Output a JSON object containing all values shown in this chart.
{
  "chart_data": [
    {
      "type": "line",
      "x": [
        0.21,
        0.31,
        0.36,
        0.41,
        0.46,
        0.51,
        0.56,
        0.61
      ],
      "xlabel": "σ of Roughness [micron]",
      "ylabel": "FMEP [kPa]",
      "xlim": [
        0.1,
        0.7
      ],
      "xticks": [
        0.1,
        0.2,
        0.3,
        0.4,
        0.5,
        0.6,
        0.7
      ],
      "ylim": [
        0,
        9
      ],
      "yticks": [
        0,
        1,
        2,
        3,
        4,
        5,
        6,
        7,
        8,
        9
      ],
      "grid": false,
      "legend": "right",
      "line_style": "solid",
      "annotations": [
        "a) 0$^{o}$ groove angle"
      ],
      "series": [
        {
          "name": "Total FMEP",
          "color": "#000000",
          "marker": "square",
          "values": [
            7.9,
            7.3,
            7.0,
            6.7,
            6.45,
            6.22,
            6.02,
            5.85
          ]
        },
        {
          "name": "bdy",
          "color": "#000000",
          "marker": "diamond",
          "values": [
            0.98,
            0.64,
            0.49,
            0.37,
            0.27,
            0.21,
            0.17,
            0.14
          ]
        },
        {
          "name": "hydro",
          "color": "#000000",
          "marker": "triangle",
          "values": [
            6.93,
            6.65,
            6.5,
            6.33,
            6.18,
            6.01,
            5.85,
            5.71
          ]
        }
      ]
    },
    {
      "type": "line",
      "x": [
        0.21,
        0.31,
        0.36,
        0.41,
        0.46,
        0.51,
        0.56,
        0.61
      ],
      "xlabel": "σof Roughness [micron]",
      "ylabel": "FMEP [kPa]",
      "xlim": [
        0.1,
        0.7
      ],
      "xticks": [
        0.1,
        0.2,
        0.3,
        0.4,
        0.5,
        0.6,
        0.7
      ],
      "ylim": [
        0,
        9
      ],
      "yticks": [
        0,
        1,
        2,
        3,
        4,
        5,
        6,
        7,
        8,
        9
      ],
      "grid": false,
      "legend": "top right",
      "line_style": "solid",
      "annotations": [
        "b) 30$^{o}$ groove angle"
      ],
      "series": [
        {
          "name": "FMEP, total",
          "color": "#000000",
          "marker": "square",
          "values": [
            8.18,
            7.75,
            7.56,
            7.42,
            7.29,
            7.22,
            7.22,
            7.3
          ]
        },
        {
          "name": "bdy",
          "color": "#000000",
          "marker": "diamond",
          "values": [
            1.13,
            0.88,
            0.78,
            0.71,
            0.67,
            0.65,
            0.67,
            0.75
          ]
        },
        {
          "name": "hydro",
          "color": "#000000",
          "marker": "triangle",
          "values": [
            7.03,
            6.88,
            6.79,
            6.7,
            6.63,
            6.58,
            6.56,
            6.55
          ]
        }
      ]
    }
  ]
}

|---|

TASK PROMPT => Extract all the material, leaving every line as it is.

THE REPLY =>
Output a JSON object containing all values shown in this chart.
{
  "chart_data": [
    {
      "type": "line",
      "x": [
        0.21,
        0.31,
        0.36,
        0.41,
        0.46,
        0.51,
        0.56,
        0.61
      ],
      "xlabel": "σ of Roughness [micron]",
      "ylabel": "FMEP [kPa]",
      "xlim": [
        0.1,
        0.7
      ],
      "xticks": [
        0.1,
        0.2,
        0.3,
        0.4,
        0.5,
        0.6,
        0.7
      ],
      "ylim": [
        0,
        9
      ],
      "yticks": [
        0,
        1,
        2,
        3,
        4,
        5,
        6,
        7,
        8,
        9
      ],
      "grid": false,
      "legend": "right",
      "line_style": "solid",
      "annotations": [
        "a) 0$^{o}$ groove angle"
      ],
      "series": [
        {
          "name": "Total FMEP",
          "color": "#000000",
          "marker": "square",
          "values": [
            7.9,
            7.3,
            7.0,
            6.7,
            6.45,
            6.22,
            6.02,
            5.85
          ]
        },
        {
          "name": "bdy",
          "color": "#000000",
          "marker": "diamond",
          "values": [
            0.98,
            0.64,
            0.49,
            0.37,
            0.27,
            0.21,
            0.17,
            0.14
          ]
        },
        {
          "name": "hydro",
          "color": "#000000",
          "marker": "triangle",
          "values": [
            6.93,
            6.65,
            6.5,
            6.33,
            6.18,
            6.01,
            5.85,
            5.71
          ]
        }
      ]
    },
    {
      "type": "line",
      "x": [
        0.21,
        0.31,
        0.36,
        0.41,
        0.46,
        0.51,
        0.56,
        0.61
      ],
      "xlabel": "σof Roughness [micron]",
      "ylabel": "FMEP [kPa]",
      "xlim": [
        0.1,
        0.7
      ],
      "xticks": [
        0.1,
        0.2,
        0.3,
        0.4,
        0.5,
        0.6,
        0.7
      ],
      "ylim": [
        0,
        9
      ],
      "yticks": [
        0,
        1,
        2,
        3,
        4,
        5,
        6,
        7,
        8,
        9
      ],
      "grid": false,
      "legend": "top right",
      "line_style": "solid",
      "annotations": [
        "b) 30$^{o}$ groove angle"
      ],
      "series": [
        {
          "name": "FMEP, total",
          "color": "#000000",
          "marker": "square",
          "values": [
            8.18,
            7.75,
            7.56,
            7.42,
            7.29,
            7.22,
            7.22,
            7.3
          ]
        },
        {
          "name": "bdy",
          "color": "#000000",
          "marker": "diamond",
          "values": [
            1.13,
            0.88,
            0.78,
            0.71,
            0.67,
            0.65,
            0.67,
            0.75
          ]
        },
        {
          "name": "hydro",
          "color": "#000000",
          "marker": "triangle",
          "values": [
            7.03,
            6.88,
            6.79,
            6.7,
            6.63,
            6.58,
            6.56,
            6.55
          ]
        }
      ]
    }
  ]
}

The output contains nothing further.